Rows from a dataset
★ ★ ★ ★ ★ ★ ★

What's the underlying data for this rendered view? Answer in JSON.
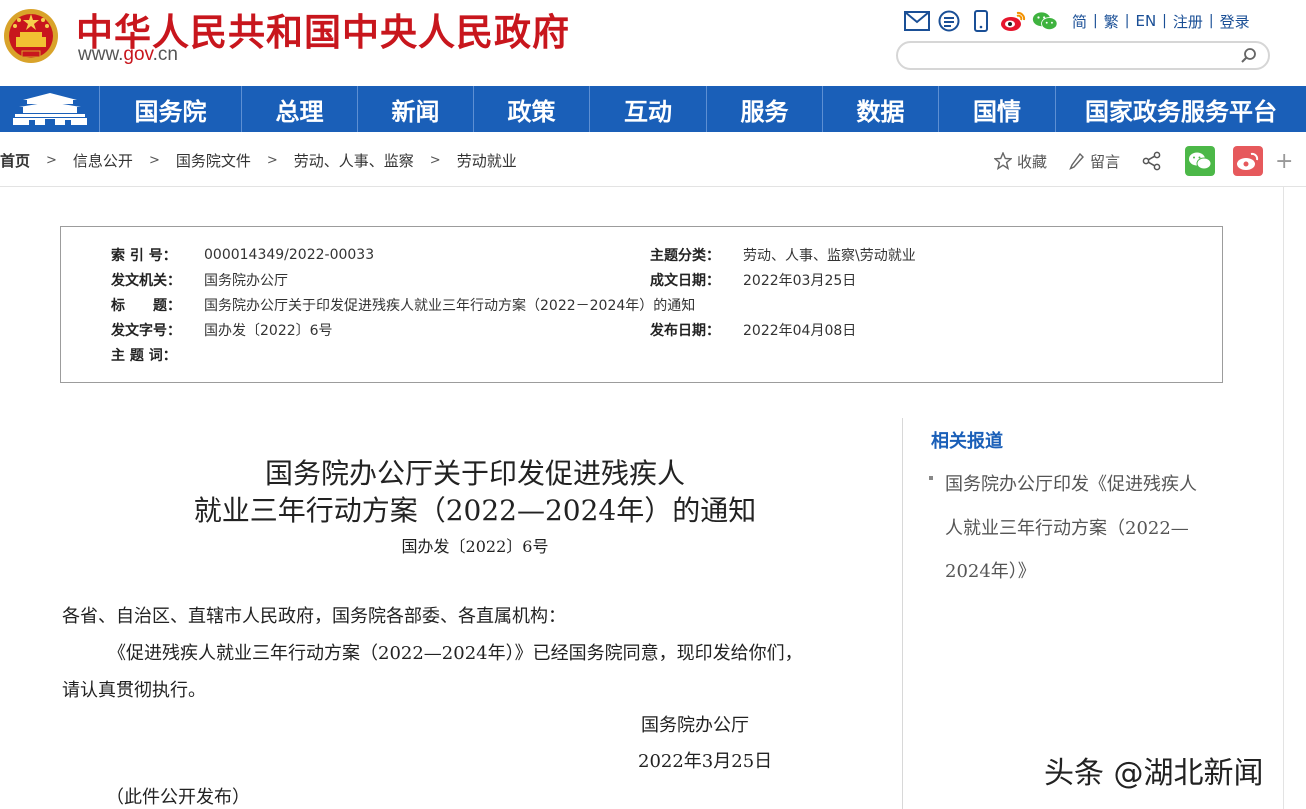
{
  "header": {
    "site_title": "中华人民共和国中央人民政府",
    "site_domain_prefix": "www.",
    "site_domain_main": "gov",
    "site_domain_suffix": ".cn",
    "top_links": [
      "简",
      "繁",
      "EN",
      "注册",
      "登录"
    ],
    "search_placeholder": ""
  },
  "nav": {
    "items": [
      "国务院",
      "总理",
      "新闻",
      "政策",
      "互动",
      "服务",
      "数据",
      "国情",
      "国家政务服务平台"
    ]
  },
  "breadcrumb": [
    "首页",
    "信息公开",
    "国务院文件",
    "劳动、人事、监察",
    "劳动就业"
  ],
  "tools": {
    "favorite": "收藏",
    "comment": "留言"
  },
  "info": {
    "index_label": "索 引 号：",
    "index_value": "000014349/2022-00033",
    "category_label": "主题分类：",
    "category_value": "劳动、人事、监察\\劳动就业",
    "issuer_label": "发文机关：",
    "issuer_value": "国务院办公厅",
    "written_label": "成文日期：",
    "written_value": "2022年03月25日",
    "title_label": "标　　题：",
    "title_value": "国务院办公厅关于印发促进残疾人就业三年行动方案（2022－2024年）的通知",
    "docno_label": "发文字号：",
    "docno_value": "国办发〔2022〕6号",
    "published_label": "发布日期：",
    "published_value": "2022年04月08日",
    "keywords_label": "主 题 词：",
    "keywords_value": ""
  },
  "article": {
    "title_line1": "国务院办公厅关于印发促进残疾人",
    "title_line2": "就业三年行动方案（2022—2024年）的通知",
    "doc_no": "国办发〔2022〕6号",
    "salutation": "各省、自治区、直辖市人民政府，国务院各部委、各直属机构：",
    "body_line1": "《促进残疾人就业三年行动方案（2022—2024年）》已经国务院同意，现印发给你们，",
    "body_line2": "请认真贯彻执行。",
    "signature": "国务院办公厅",
    "date": "2022年3月25日",
    "note": "（此件公开发布）"
  },
  "sidebar": {
    "title": "相关报道",
    "item_line1": "国务院办公厅印发《促进残疾人",
    "item_line2": "人就业三年行动方案（2022—",
    "item_line3": "2024年）》"
  },
  "watermark": "头条 @湖北新闻",
  "colors": {
    "brand_red": "#c8161d",
    "nav_blue": "#1a5fb8",
    "link_blue": "#1a4f96",
    "wechat_green": "#4cb848",
    "weibo_red": "#e6595c"
  },
  "icons": [
    "national-emblem-icon",
    "mail-icon",
    "rss-icon",
    "mobile-icon",
    "weibo-icon",
    "wechat-icon",
    "search-icon",
    "tiananmen-icon",
    "star-icon",
    "pen-icon",
    "share-icon",
    "plus-icon"
  ]
}
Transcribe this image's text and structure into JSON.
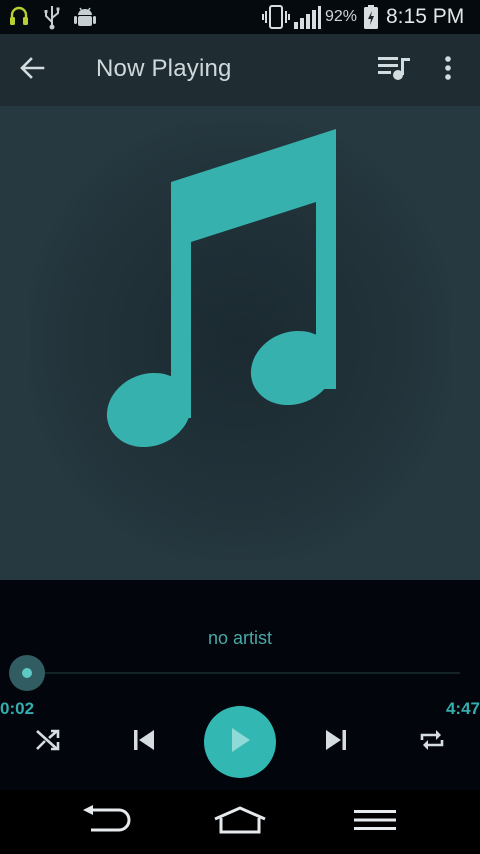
{
  "status_bar": {
    "battery_percent": "92%",
    "time": "8:15 PM",
    "icons": [
      "headset-icon",
      "usb-icon",
      "android-debug-icon",
      "vibrate-icon",
      "signal-icon",
      "battery-charging-icon"
    ]
  },
  "app_bar": {
    "title": "Now Playing",
    "icons": [
      "back-arrow-icon",
      "queue-music-icon",
      "more-vert-icon"
    ]
  },
  "album_art": {
    "icon": "music-note-icon"
  },
  "player": {
    "artist": "no artist",
    "elapsed": "0:02",
    "duration": "4:47",
    "progress": 0.007,
    "controls": [
      "shuffle-icon",
      "previous-icon",
      "play-icon",
      "next-icon",
      "repeat-icon"
    ]
  },
  "colors": {
    "accent": "#32b7b2",
    "app_bar": "#1f2d33",
    "art_background": "#263840",
    "panel_background": "#02060c"
  }
}
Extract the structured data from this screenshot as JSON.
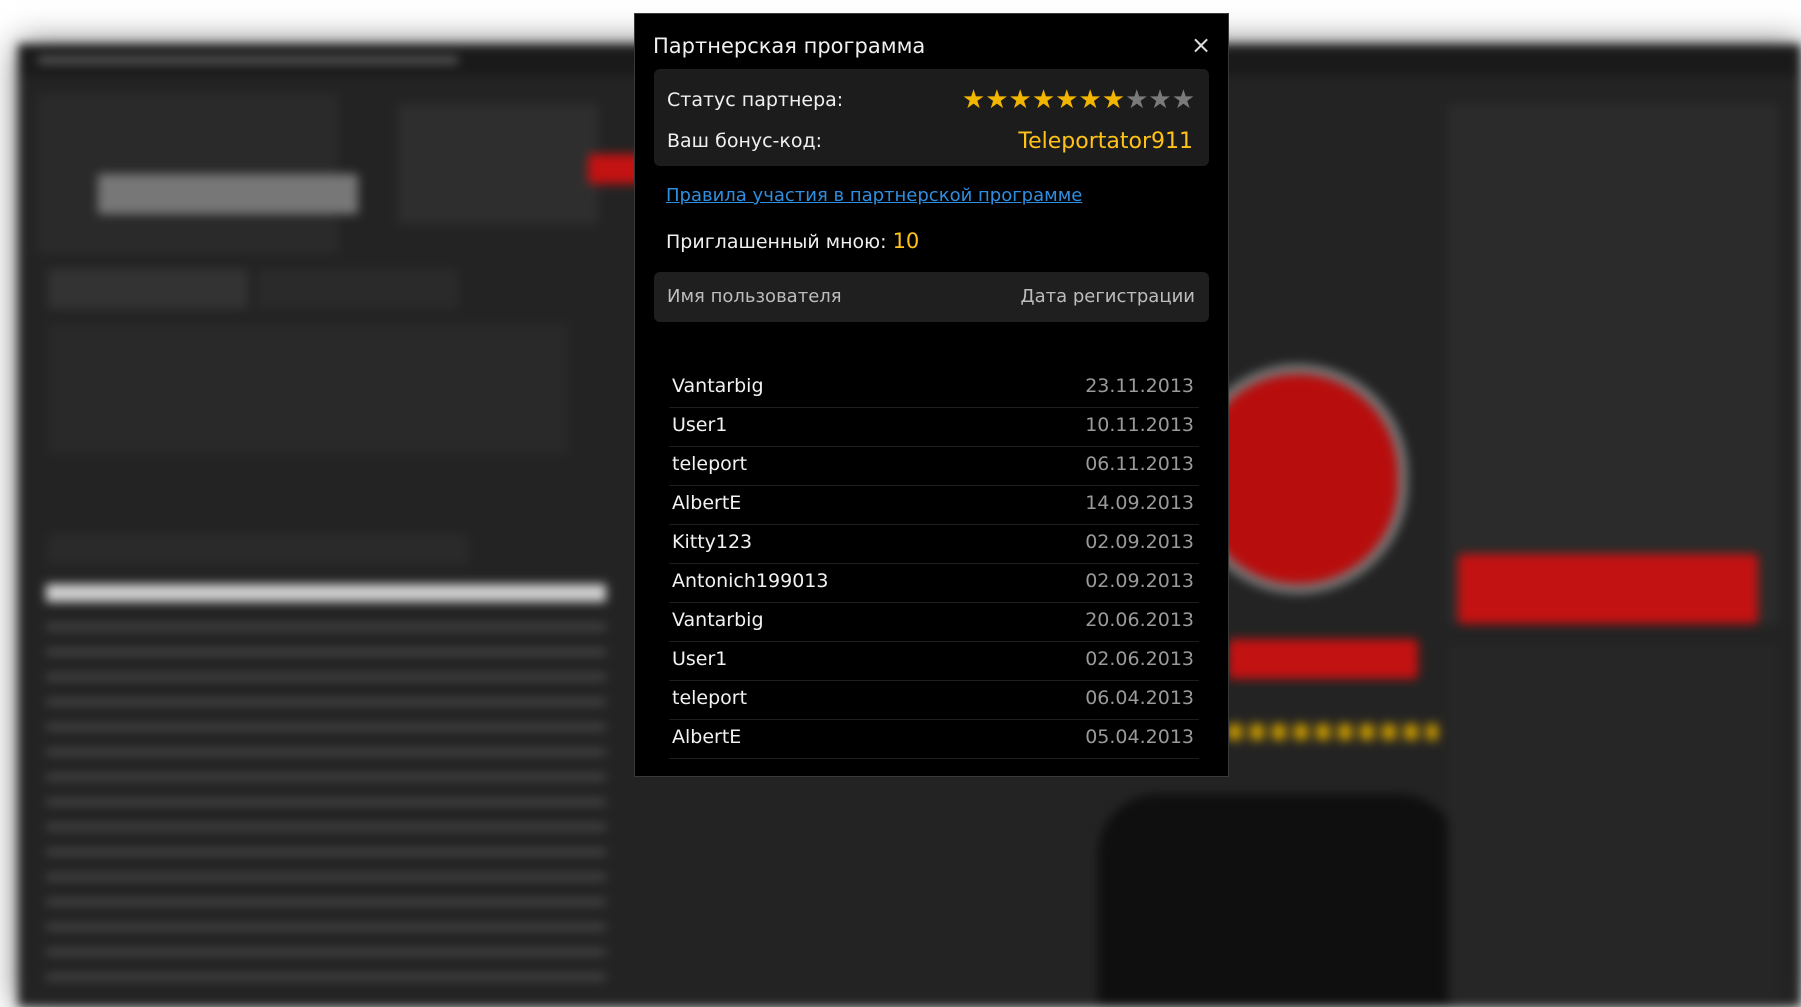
{
  "modal": {
    "title": "Партнерская программа",
    "close_label": "×",
    "status_label": "Статус партнера:",
    "stars_total": 10,
    "stars_filled": 7,
    "bonus_label": "Ваш бонус-код:",
    "bonus_code": "Teleportator911",
    "rules_link": "Правила участия в партнерской программе",
    "invited_label": "Приглашенный мною:",
    "invited_count": "10",
    "columns": {
      "username": "Имя пользователя",
      "reg_date": "Дата регистрации"
    },
    "users": [
      {
        "name": "Vantarbig",
        "date": "23.11.2013"
      },
      {
        "name": "User1",
        "date": "10.11.2013"
      },
      {
        "name": "teleport",
        "date": "06.11.2013"
      },
      {
        "name": "AlbertE",
        "date": "14.09.2013"
      },
      {
        "name": "Kitty123",
        "date": "02.09.2013"
      },
      {
        "name": "Antonich199013",
        "date": "02.09.2013"
      },
      {
        "name": "Vantarbig",
        "date": "20.06.2013"
      },
      {
        "name": "User1",
        "date": "02.06.2013"
      },
      {
        "name": "teleport",
        "date": "06.04.2013"
      },
      {
        "name": "AlbertE",
        "date": "05.04.2013"
      }
    ]
  },
  "colors": {
    "accent_gold": "#ffc21a",
    "star_on": "#f3b600",
    "star_off": "#7a7a7a",
    "link": "#2f8ee0"
  }
}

★ ★ ★ ★ ★ ★ ★

▶ What you need to do
Each line in the records above should be reproduced exactly; images are not copied.

▶ The solution
What's the underlying data for this rendered view? Answer in JSON.
{
  "header": {
    "site_title": "中华人民共和国中央人民政府",
    "site_domain_prefix": "www.",
    "site_domain_main": "gov",
    "site_domain_suffix": ".cn",
    "top_links": [
      "简",
      "繁",
      "EN",
      "注册",
      "登录"
    ],
    "search_placeholder": ""
  },
  "nav": {
    "items": [
      "国务院",
      "总理",
      "新闻",
      "政策",
      "互动",
      "服务",
      "数据",
      "国情",
      "国家政务服务平台"
    ]
  },
  "breadcrumb": [
    "首页",
    "信息公开",
    "国务院文件",
    "劳动、人事、监察",
    "劳动就业"
  ],
  "tools": {
    "favorite": "收藏",
    "comment": "留言"
  },
  "info": {
    "index_label": "索 引 号：",
    "index_value": "000014349/2022-00033",
    "category_label": "主题分类：",
    "category_value": "劳动、人事、监察\\劳动就业",
    "issuer_label": "发文机关：",
    "issuer_value": "国务院办公厅",
    "written_label": "成文日期：",
    "written_value": "2022年03月25日",
    "title_label": "标　　题：",
    "title_value": "国务院办公厅关于印发促进残疾人就业三年行动方案（2022－2024年）的通知",
    "docno_label": "发文字号：",
    "docno_value": "国办发〔2022〕6号",
    "published_label": "发布日期：",
    "published_value": "2022年04月08日",
    "keywords_label": "主 题 词：",
    "keywords_value": ""
  },
  "article": {
    "title_line1": "国务院办公厅关于印发促进残疾人",
    "title_line2": "就业三年行动方案（2022—2024年）的通知",
    "doc_no": "国办发〔2022〕6号",
    "salutation": "各省、自治区、直辖市人民政府，国务院各部委、各直属机构：",
    "body_line1": "《促进残疾人就业三年行动方案（2022—2024年）》已经国务院同意，现印发给你们，",
    "body_line2": "请认真贯彻执行。",
    "signature": "国务院办公厅",
    "date": "2022年3月25日",
    "note": "（此件公开发布）"
  },
  "sidebar": {
    "title": "相关报道",
    "item_line1": "国务院办公厅印发《促进残疾人",
    "item_line2": "人就业三年行动方案（2022—",
    "item_line3": "2024年）》"
  },
  "watermark": "头条 @湖北新闻",
  "colors": {
    "brand_red": "#c8161d",
    "nav_blue": "#1a5fb8",
    "link_blue": "#1a4f96",
    "wechat_green": "#4cb848",
    "weibo_red": "#e6595c"
  },
  "icons": [
    "national-emblem-icon",
    "mail-icon",
    "rss-icon",
    "mobile-icon",
    "weibo-icon",
    "wechat-icon",
    "search-icon",
    "tiananmen-icon",
    "star-icon",
    "pen-icon",
    "share-icon",
    "plus-icon"
  ]
}
Transcribe this image's text and structure into JSON.
{
  "status_bar": {
    "battery_percent": "92%",
    "time": "8:15 PM",
    "icons": [
      "headset-icon",
      "usb-icon",
      "android-debug-icon",
      "vibrate-icon",
      "signal-icon",
      "battery-charging-icon"
    ]
  },
  "app_bar": {
    "title": "Now Playing",
    "icons": [
      "back-arrow-icon",
      "queue-music-icon",
      "more-vert-icon"
    ]
  },
  "album_art": {
    "icon": "music-note-icon"
  },
  "player": {
    "artist": "no artist",
    "elapsed": "0:02",
    "duration": "4:47",
    "progress": 0.007,
    "controls": [
      "shuffle-icon",
      "previous-icon",
      "play-icon",
      "next-icon",
      "repeat-icon"
    ]
  },
  "colors": {
    "accent": "#32b7b2",
    "app_bar": "#1f2d33",
    "art_background": "#263840",
    "panel_background": "#02060c"
  }
}
Extract the structured data from this screenshot as JSON.
{
  "modal": {
    "title": "Партнерская программа",
    "close_label": "×",
    "status_label": "Статус партнера:",
    "stars_total": 10,
    "stars_filled": 7,
    "bonus_label": "Ваш бонус-код:",
    "bonus_code": "Teleportator911",
    "rules_link": "Правила участия в партнерской программе",
    "invited_label": "Приглашенный мною:",
    "invited_count": "10",
    "columns": {
      "username": "Имя пользователя",
      "reg_date": "Дата регистрации"
    },
    "users": [
      {
        "name": "Vantarbig",
        "date": "23.11.2013"
      },
      {
        "name": "User1",
        "date": "10.11.2013"
      },
      {
        "name": "teleport",
        "date": "06.11.2013"
      },
      {
        "name": "AlbertE",
        "date": "14.09.2013"
      },
      {
        "name": "Kitty123",
        "date": "02.09.2013"
      },
      {
        "name": "Antonich199013",
        "date": "02.09.2013"
      },
      {
        "name": "Vantarbig",
        "date": "20.06.2013"
      },
      {
        "name": "User1",
        "date": "02.06.2013"
      },
      {
        "name": "teleport",
        "date": "06.04.2013"
      },
      {
        "name": "AlbertE",
        "date": "05.04.2013"
      }
    ]
  },
  "colors": {
    "accent_gold": "#ffc21a",
    "star_on": "#f3b600",
    "star_off": "#7a7a7a",
    "link": "#2f8ee0"
  }
}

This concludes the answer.